## Extrait de page
┄┄┄┄┄┄┄┄┄┄┄┄┄┄┄┄┄┄┄┄
L’Empress of Ireland a coulé en quelques minutes, le 29 mai 1914, après avoir été éperonné par le charbonnier norvégien Storstad. Le film d’actualité de la compagnie Pathé a probablement été tourné le surlendemain.

Il faisait partie d’un lot de « cinq ou six bobines » apparu aux enchères sur le site Web d’une maison d’encan britannique. M. Hudon ne révèle pas le prix exact payé, mais avoue qu’il a été « très chanceux ».

Le film rappelle l’importance du cinéma comme média de masse. Plusieurs personnes s’achètent alors des caméras et couvrent les événements d’actualité pour vendre leurs images au plus offrant.

 

Le chasseur de trésors reste à l’affût des découvertes concernant l’histoire de l’art. « Je m’intéresse à tout ce qui touche l’art québécois », dit-il en expliquant avoir rapatrié de Suisse, il y a quelques années, une grande carafe montréalaise en argent du XIXe siècle. Elle fait partie des collections du musée McCord.
┄┄┄┄┄┄┄┄┄┄┄┄┄┄┄┄┄┄┄┄
## Données fournies
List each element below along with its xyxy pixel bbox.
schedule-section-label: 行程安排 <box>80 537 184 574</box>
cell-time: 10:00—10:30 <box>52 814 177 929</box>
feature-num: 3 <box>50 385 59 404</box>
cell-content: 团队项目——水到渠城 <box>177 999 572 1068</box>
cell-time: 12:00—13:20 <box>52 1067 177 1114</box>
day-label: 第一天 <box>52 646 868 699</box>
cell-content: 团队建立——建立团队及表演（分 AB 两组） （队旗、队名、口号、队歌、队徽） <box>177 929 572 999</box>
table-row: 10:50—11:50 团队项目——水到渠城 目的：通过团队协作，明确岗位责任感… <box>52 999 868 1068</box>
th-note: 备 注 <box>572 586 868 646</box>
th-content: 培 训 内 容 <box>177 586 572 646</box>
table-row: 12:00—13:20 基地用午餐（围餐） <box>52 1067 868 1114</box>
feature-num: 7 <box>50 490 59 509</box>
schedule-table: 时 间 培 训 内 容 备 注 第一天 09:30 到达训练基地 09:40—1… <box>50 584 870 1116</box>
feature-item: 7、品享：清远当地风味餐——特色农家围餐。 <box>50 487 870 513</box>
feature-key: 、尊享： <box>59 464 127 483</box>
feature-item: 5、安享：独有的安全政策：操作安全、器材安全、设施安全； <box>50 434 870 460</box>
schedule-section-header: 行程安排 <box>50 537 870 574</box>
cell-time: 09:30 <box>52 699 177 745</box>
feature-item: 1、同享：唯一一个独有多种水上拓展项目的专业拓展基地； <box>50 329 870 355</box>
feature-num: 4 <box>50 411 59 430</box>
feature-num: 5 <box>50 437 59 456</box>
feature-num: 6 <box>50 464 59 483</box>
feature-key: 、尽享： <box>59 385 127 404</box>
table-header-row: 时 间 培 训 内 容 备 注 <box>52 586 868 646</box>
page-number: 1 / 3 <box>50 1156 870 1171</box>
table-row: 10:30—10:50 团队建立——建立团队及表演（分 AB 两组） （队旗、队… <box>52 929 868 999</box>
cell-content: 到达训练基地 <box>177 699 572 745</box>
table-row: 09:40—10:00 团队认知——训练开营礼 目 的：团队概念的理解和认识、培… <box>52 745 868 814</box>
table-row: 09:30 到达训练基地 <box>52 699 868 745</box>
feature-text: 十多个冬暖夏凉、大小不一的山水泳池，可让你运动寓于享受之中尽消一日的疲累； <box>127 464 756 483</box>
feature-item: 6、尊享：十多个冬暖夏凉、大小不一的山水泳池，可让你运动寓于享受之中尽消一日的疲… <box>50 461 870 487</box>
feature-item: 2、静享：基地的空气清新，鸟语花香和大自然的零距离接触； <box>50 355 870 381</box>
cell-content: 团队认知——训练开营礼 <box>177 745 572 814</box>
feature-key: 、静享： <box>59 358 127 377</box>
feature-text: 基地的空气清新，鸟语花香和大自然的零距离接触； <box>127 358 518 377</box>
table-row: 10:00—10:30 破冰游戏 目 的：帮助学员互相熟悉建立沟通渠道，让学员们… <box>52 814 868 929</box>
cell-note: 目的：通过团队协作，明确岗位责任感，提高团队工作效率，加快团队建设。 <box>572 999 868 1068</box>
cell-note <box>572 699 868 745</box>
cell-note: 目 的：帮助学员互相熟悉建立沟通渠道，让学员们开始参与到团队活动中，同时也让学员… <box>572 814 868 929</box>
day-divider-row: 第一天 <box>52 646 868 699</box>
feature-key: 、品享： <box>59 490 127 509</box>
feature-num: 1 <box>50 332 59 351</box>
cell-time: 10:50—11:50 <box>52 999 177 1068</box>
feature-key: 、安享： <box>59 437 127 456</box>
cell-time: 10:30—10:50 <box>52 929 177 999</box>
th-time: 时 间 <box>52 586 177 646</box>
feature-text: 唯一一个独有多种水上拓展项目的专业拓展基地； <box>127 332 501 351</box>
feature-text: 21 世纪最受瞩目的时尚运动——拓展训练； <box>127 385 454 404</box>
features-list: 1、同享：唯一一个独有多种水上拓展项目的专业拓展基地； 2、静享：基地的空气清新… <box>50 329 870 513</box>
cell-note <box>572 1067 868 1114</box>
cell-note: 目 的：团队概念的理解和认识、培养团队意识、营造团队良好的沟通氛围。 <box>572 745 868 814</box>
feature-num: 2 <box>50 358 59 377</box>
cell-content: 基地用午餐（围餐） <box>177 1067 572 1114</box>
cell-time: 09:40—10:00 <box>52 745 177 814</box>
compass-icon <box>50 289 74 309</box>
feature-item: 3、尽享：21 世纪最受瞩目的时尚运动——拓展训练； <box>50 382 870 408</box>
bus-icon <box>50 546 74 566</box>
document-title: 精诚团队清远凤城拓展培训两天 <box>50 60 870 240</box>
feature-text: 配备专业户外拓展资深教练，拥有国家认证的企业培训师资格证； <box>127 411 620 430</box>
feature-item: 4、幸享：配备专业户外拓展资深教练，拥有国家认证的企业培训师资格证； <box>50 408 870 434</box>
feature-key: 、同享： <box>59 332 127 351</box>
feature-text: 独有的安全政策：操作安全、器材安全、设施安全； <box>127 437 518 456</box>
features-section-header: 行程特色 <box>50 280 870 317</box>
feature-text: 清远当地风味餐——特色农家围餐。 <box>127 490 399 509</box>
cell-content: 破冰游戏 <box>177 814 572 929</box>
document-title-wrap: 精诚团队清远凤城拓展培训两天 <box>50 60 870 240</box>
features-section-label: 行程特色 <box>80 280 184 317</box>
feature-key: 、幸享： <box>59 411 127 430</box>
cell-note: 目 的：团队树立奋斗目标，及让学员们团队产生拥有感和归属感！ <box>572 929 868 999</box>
┄┄┄┄┄┄┄┄┄┄┄┄┄┄┄┄┄┄┄┄
## Consignes
[a] D'après l'extrait sur l'Empress of Ireland, quel navire a éperonné ce paquebot ?
[b] Recopiez le passage de l'extrait sur l'Empress of Ireland compris entre « Le film rappelle » et « du musée McCord. », ces deux bornes incluses.

## Corrigé
[a] Le charbonnier norvégien Storstad.

[b]
Le film rappelle l’importance du cinéma comme média de masse. Plusieurs personnes s’achètent alors des caméras et couvrent les événements d’actualité pour vendre leurs images au plus offrant.

 

Le chasseur de trésors reste à l’affût des découvertes concernant l’histoire de l’art. « Je m’intéresse à tout ce qui touche l’art québécois », dit-il en expliquant avoir rapatrié de Suisse, il y a quelques années, une grande carafe montréalaise en argent du XIXe siècle. Elle fait partie des collections du musée McCord.